Task instructions
From the records below, copy every line that contains the word "Index".

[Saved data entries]
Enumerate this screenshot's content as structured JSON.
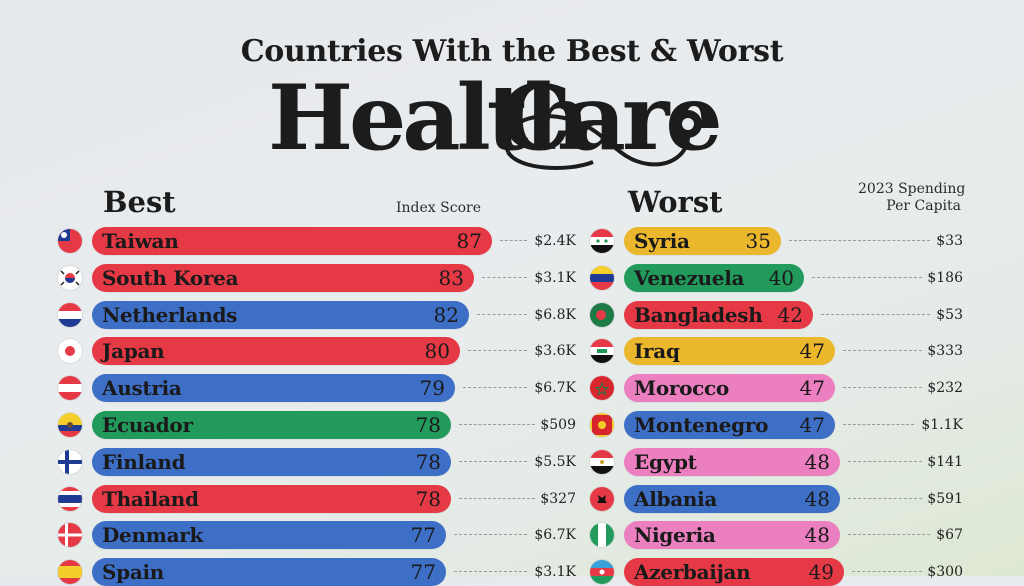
{
  "header": {
    "subtitle": "Countries With the Best & Worst",
    "title_part1": "Health",
    "title_part2": "Care"
  },
  "best": {
    "heading": "Best",
    "column_label": "Index Score"
  },
  "worst": {
    "heading": "Worst",
    "column_label_line1": "2023 Spending",
    "column_label_line2": "Per Capita"
  },
  "colors": {
    "red": "#e63946",
    "blue": "#3e6fc7",
    "green": "#229a5c",
    "yellow": "#ebb72c",
    "pink": "#ec7fbf"
  },
  "chart_data": [
    {
      "type": "bar",
      "title": "Best",
      "value_label": "Index Score",
      "secondary_label": "",
      "categories": [
        "Taiwan",
        "South Korea",
        "Netherlands",
        "Japan",
        "Austria",
        "Ecuador",
        "Finland",
        "Thailand",
        "Denmark",
        "Spain"
      ],
      "values": [
        87,
        83,
        82,
        80,
        79,
        78,
        78,
        78,
        77,
        77
      ],
      "spending": [
        "$2.4K",
        "$3.1K",
        "$6.8K",
        "$3.6K",
        "$6.7K",
        "$509",
        "$5.5K",
        "$327",
        "$6.7K",
        "$3.1K"
      ],
      "bar_colors": [
        "#e63946",
        "#e63946",
        "#3e6fc7",
        "#e63946",
        "#3e6fc7",
        "#229a5c",
        "#3e6fc7",
        "#e63946",
        "#3e6fc7",
        "#3e6fc7"
      ],
      "flags": [
        "taiwan-flag-icon",
        "south-korea-flag-icon",
        "netherlands-flag-icon",
        "japan-flag-icon",
        "austria-flag-icon",
        "ecuador-flag-icon",
        "finland-flag-icon",
        "thailand-flag-icon",
        "denmark-flag-icon",
        "spain-flag-icon"
      ]
    },
    {
      "type": "bar",
      "title": "Worst",
      "value_label": "",
      "secondary_label": "2023 Spending Per Capita",
      "categories": [
        "Syria",
        "Venezuela",
        "Bangladesh",
        "Iraq",
        "Morocco",
        "Montenegro",
        "Egypt",
        "Albania",
        "Nigeria",
        "Azerbaijan"
      ],
      "values": [
        35,
        40,
        42,
        47,
        47,
        47,
        48,
        48,
        48,
        49
      ],
      "spending": [
        "$33",
        "$186",
        "$53",
        "$333",
        "$232",
        "$1.1K",
        "$141",
        "$591",
        "$67",
        "$300"
      ],
      "bar_colors": [
        "#ebb72c",
        "#229a5c",
        "#e63946",
        "#ebb72c",
        "#ec7fbf",
        "#3e6fc7",
        "#ec7fbf",
        "#3e6fc7",
        "#ec7fbf",
        "#e63946"
      ],
      "flags": [
        "syria-flag-icon",
        "venezuela-flag-icon",
        "bangladesh-flag-icon",
        "iraq-flag-icon",
        "morocco-flag-icon",
        "montenegro-flag-icon",
        "egypt-flag-icon",
        "albania-flag-icon",
        "nigeria-flag-icon",
        "azerbaijan-flag-icon"
      ]
    }
  ]
}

Answer to the task
    "column_label": "Index Score"
      "value_label": "Index Score",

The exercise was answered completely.